## Data records
---*---

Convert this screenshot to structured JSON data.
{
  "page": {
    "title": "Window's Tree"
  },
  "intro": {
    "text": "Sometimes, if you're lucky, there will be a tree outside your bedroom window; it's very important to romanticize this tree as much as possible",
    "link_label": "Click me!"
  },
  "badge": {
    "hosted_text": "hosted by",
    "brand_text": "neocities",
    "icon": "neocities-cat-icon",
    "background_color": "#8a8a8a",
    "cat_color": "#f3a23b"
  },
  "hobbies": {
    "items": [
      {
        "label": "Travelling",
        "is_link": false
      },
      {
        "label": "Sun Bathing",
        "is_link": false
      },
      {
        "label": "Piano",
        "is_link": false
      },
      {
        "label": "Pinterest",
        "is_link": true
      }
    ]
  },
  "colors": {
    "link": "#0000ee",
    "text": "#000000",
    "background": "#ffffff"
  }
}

---*---

## Exercise goal
Please set down each line of the records exactly as given.

## Completed exercise
Convert this screenshot to structured JSON data.
{
  "page": {
    "title": "Window's Tree"
  },
  "intro": {
    "text": "Sometimes, if you're lucky, there will be a tree outside your bedroom window; it's very important to romanticize this tree as much as possible",
    "link_label": "Click me!"
  },
  "badge": {
    "hosted_text": "hosted by",
    "brand_text": "neocities",
    "icon": "neocities-cat-icon",
    "background_color": "#8a8a8a",
    "cat_color": "#f3a23b"
  },
  "hobbies": {
    "items": [
      {
        "label": "Travelling",
        "is_link": false
      },
      {
        "label": "Sun Bathing",
        "is_link": false
      },
      {
        "label": "Piano",
        "is_link": false
      },
      {
        "label": "Pinterest",
        "is_link": true
      }
    ]
  },
  "colors": {
    "link": "#0000ee",
    "text": "#000000",
    "background": "#ffffff"
  }
}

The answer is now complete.